• _Problem_
Will you give every entry again exactly as it stands?

Data excerpts
______

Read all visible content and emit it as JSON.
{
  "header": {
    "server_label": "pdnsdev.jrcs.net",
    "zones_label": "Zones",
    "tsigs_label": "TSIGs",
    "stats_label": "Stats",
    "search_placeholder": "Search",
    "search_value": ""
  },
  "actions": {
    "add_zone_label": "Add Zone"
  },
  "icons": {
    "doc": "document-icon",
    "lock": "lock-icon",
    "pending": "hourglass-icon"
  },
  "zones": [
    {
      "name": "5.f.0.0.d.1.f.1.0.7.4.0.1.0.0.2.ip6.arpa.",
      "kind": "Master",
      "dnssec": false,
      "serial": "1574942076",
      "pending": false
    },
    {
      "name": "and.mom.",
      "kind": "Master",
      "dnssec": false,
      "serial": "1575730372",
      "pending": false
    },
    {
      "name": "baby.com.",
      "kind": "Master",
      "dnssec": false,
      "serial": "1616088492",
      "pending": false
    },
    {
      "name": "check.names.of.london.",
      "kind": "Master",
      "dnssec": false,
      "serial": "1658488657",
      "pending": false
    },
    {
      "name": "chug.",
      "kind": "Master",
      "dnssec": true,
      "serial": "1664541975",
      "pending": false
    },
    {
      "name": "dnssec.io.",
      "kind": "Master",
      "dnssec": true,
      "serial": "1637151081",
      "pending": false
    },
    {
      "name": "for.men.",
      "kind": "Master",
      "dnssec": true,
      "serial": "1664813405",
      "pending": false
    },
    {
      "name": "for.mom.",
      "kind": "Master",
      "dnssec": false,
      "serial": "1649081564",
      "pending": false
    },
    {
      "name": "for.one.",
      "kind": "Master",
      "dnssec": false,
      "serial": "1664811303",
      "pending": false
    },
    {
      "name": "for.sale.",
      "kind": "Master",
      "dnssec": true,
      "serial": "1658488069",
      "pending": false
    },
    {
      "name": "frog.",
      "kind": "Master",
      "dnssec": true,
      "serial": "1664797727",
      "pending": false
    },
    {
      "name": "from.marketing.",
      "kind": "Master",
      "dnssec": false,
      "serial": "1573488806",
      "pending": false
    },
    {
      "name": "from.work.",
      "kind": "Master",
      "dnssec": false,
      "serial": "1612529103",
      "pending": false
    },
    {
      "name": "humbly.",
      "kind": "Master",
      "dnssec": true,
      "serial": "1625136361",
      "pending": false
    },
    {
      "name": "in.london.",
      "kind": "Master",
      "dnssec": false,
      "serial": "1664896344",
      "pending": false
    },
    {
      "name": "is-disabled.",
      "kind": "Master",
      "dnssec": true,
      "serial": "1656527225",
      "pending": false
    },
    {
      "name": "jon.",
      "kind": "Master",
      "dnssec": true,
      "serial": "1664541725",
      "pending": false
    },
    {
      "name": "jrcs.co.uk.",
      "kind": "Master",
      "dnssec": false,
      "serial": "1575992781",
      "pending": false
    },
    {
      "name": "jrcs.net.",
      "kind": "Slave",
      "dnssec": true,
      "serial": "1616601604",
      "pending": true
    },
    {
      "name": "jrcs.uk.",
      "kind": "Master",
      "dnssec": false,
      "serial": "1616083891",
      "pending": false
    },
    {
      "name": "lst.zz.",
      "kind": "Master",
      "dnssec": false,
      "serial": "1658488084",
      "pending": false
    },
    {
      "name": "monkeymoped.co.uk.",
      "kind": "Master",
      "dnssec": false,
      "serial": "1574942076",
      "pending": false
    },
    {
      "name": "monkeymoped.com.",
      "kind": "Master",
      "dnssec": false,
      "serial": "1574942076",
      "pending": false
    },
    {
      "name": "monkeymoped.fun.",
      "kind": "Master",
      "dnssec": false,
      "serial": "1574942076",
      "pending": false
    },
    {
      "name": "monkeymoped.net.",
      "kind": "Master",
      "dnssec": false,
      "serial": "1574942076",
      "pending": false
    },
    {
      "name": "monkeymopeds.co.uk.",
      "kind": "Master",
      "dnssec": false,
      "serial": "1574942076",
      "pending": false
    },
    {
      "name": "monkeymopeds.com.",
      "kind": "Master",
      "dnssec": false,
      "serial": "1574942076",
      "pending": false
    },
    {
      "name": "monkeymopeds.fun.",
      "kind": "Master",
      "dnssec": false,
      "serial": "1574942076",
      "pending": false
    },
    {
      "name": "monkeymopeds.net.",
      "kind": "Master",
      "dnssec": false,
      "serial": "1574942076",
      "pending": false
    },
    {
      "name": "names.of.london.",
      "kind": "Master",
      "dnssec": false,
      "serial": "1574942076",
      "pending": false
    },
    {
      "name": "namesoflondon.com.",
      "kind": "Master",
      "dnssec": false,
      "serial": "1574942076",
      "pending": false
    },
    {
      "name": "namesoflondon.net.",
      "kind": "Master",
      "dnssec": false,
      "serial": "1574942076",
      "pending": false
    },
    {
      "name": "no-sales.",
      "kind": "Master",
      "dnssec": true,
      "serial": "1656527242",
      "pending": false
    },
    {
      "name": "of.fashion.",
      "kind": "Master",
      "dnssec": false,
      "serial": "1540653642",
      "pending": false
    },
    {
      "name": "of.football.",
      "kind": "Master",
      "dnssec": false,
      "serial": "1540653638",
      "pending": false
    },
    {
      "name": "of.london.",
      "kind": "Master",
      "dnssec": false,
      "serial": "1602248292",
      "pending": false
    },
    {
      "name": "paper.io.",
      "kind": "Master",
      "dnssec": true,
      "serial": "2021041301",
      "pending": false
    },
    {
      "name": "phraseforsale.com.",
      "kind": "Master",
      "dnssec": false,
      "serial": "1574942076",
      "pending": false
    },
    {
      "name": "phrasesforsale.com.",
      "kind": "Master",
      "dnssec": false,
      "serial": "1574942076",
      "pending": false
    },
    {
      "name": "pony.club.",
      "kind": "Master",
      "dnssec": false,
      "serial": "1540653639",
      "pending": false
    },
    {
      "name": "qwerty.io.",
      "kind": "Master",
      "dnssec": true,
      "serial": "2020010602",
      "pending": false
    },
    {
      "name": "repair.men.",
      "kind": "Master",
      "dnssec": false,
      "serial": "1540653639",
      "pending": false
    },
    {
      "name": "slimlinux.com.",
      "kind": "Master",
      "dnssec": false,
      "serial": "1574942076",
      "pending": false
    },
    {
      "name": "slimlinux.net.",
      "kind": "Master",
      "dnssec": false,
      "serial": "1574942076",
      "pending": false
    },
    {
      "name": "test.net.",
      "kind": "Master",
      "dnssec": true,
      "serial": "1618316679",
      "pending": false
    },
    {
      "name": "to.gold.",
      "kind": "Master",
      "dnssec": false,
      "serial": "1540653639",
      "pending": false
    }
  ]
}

______

• _Exercise output_
Read all visible content and emit it as JSON.
{
  "header": {
    "server_label": "pdnsdev.jrcs.net",
    "zones_label": "Zones",
    "tsigs_label": "TSIGs",
    "stats_label": "Stats",
    "search_placeholder": "Search",
    "search_value": ""
  },
  "actions": {
    "add_zone_label": "Add Zone"
  },
  "icons": {
    "doc": "document-icon",
    "lock": "lock-icon",
    "pending": "hourglass-icon"
  },
  "zones": [
    {
      "name": "5.f.0.0.d.1.f.1.0.7.4.0.1.0.0.2.ip6.arpa.",
      "kind": "Master",
      "dnssec": false,
      "serial": "1574942076",
      "pending": false
    },
    {
      "name": "and.mom.",
      "kind": "Master",
      "dnssec": false,
      "serial": "1575730372",
      "pending": false
    },
    {
      "name": "baby.com.",
      "kind": "Master",
      "dnssec": false,
      "serial": "1616088492",
      "pending": false
    },
    {
      "name": "check.names.of.london.",
      "kind": "Master",
      "dnssec": false,
      "serial": "1658488657",
      "pending": false
    },
    {
      "name": "chug.",
      "kind": "Master",
      "dnssec": true,
      "serial": "1664541975",
      "pending": false
    },
    {
      "name": "dnssec.io.",
      "kind": "Master",
      "dnssec": true,
      "serial": "1637151081",
      "pending": false
    },
    {
      "name": "for.men.",
      "kind": "Master",
      "dnssec": true,
      "serial": "1664813405",
      "pending": false
    },
    {
      "name": "for.mom.",
      "kind": "Master",
      "dnssec": false,
      "serial": "1649081564",
      "pending": false
    },
    {
      "name": "for.one.",
      "kind": "Master",
      "dnssec": false,
      "serial": "1664811303",
      "pending": false
    },
    {
      "name": "for.sale.",
      "kind": "Master",
      "dnssec": true,
      "serial": "1658488069",
      "pending": false
    },
    {
      "name": "frog.",
      "kind": "Master",
      "dnssec": true,
      "serial": "1664797727",
      "pending": false
    },
    {
      "name": "from.marketing.",
      "kind": "Master",
      "dnssec": false,
      "serial": "1573488806",
      "pending": false
    },
    {
      "name": "from.work.",
      "kind": "Master",
      "dnssec": false,
      "serial": "1612529103",
      "pending": false
    },
    {
      "name": "humbly.",
      "kind": "Master",
      "dnssec": true,
      "serial": "1625136361",
      "pending": false
    },
    {
      "name": "in.london.",
      "kind": "Master",
      "dnssec": false,
      "serial": "1664896344",
      "pending": false
    },
    {
      "name": "is-disabled.",
      "kind": "Master",
      "dnssec": true,
      "serial": "1656527225",
      "pending": false
    },
    {
      "name": "jon.",
      "kind": "Master",
      "dnssec": true,
      "serial": "1664541725",
      "pending": false
    },
    {
      "name": "jrcs.co.uk.",
      "kind": "Master",
      "dnssec": false,
      "serial": "1575992781",
      "pending": false
    },
    {
      "name": "jrcs.net.",
      "kind": "Slave",
      "dnssec": true,
      "serial": "1616601604",
      "pending": true
    },
    {
      "name": "jrcs.uk.",
      "kind": "Master",
      "dnssec": false,
      "serial": "1616083891",
      "pending": false
    },
    {
      "name": "lst.zz.",
      "kind": "Master",
      "dnssec": false,
      "serial": "1658488084",
      "pending": false
    },
    {
      "name": "monkeymoped.co.uk.",
      "kind": "Master",
      "dnssec": false,
      "serial": "1574942076",
      "pending": false
    },
    {
      "name": "monkeymoped.com.",
      "kind": "Master",
      "dnssec": false,
      "serial": "1574942076",
      "pending": false
    },
    {
      "name": "monkeymoped.fun.",
      "kind": "Master",
      "dnssec": false,
      "serial": "1574942076",
      "pending": false
    },
    {
      "name": "monkeymoped.net.",
      "kind": "Master",
      "dnssec": false,
      "serial": "1574942076",
      "pending": false
    },
    {
      "name": "monkeymopeds.co.uk.",
      "kind": "Master",
      "dnssec": false,
      "serial": "1574942076",
      "pending": false
    },
    {
      "name": "monkeymopeds.com.",
      "kind": "Master",
      "dnssec": false,
      "serial": "1574942076",
      "pending": false
    },
    {
      "name": "monkeymopeds.fun.",
      "kind": "Master",
      "dnssec": false,
      "serial": "1574942076",
      "pending": false
    },
    {
      "name": "monkeymopeds.net.",
      "kind": "Master",
      "dnssec": false,
      "serial": "1574942076",
      "pending": false
    },
    {
      "name": "names.of.london.",
      "kind": "Master",
      "dnssec": false,
      "serial": "1574942076",
      "pending": false
    },
    {
      "name": "namesoflondon.com.",
      "kind": "Master",
      "dnssec": false,
      "serial": "1574942076",
      "pending": false
    },
    {
      "name": "namesoflondon.net.",
      "kind": "Master",
      "dnssec": false,
      "serial": "1574942076",
      "pending": false
    },
    {
      "name": "no-sales.",
      "kind": "Master",
      "dnssec": true,
      "serial": "1656527242",
      "pending": false
    },
    {
      "name": "of.fashion.",
      "kind": "Master",
      "dnssec": false,
      "serial": "1540653642",
      "pending": false
    },
    {
      "name": "of.football.",
      "kind": "Master",
      "dnssec": false,
      "serial": "1540653638",
      "pending": false
    },
    {
      "name": "of.london.",
      "kind": "Master",
      "dnssec": false,
      "serial": "1602248292",
      "pending": false
    },
    {
      "name": "paper.io.",
      "kind": "Master",
      "dnssec": true,
      "serial": "2021041301",
      "pending": false
    },
    {
      "name": "phraseforsale.com.",
      "kind": "Master",
      "dnssec": false,
      "serial": "1574942076",
      "pending": false
    },
    {
      "name": "phrasesforsale.com.",
      "kind": "Master",
      "dnssec": false,
      "serial": "1574942076",
      "pending": false
    },
    {
      "name": "pony.club.",
      "kind": "Master",
      "dnssec": false,
      "serial": "1540653639",
      "pending": false
    },
    {
      "name": "qwerty.io.",
      "kind": "Master",
      "dnssec": true,
      "serial": "2020010602",
      "pending": false
    },
    {
      "name": "repair.men.",
      "kind": "Master",
      "dnssec": false,
      "serial": "1540653639",
      "pending": false
    },
    {
      "name": "slimlinux.com.",
      "kind": "Master",
      "dnssec": false,
      "serial": "1574942076",
      "pending": false
    },
    {
      "name": "slimlinux.net.",
      "kind": "Master",
      "dnssec": false,
      "serial": "1574942076",
      "pending": false
    },
    {
      "name": "test.net.",
      "kind": "Master",
      "dnssec": true,
      "serial": "1618316679",
      "pending": false
    },
    {
      "name": "to.gold.",
      "kind": "Master",
      "dnssec": false,
      "serial": "1540653639",
      "pending": false
    }
  ]
}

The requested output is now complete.